DIRECTIONS:
Using the data beneath, show every line that includes the word "icon".

PROVIDED DATA:
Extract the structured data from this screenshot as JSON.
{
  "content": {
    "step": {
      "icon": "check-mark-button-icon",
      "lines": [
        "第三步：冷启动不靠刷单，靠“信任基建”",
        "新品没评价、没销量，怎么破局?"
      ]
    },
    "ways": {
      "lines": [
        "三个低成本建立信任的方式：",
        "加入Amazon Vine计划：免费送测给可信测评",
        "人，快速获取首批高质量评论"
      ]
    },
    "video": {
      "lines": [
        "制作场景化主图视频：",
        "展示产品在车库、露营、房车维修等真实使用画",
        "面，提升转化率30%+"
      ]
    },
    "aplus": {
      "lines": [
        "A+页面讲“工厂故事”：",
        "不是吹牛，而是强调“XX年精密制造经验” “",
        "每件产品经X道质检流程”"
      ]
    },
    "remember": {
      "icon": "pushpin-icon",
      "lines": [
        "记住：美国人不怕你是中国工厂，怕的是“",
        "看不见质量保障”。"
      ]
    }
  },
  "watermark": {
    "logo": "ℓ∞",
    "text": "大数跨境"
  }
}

ANSWER:
      "icon": "check-mark-button-icon",
      "icon": "pushpin-icon",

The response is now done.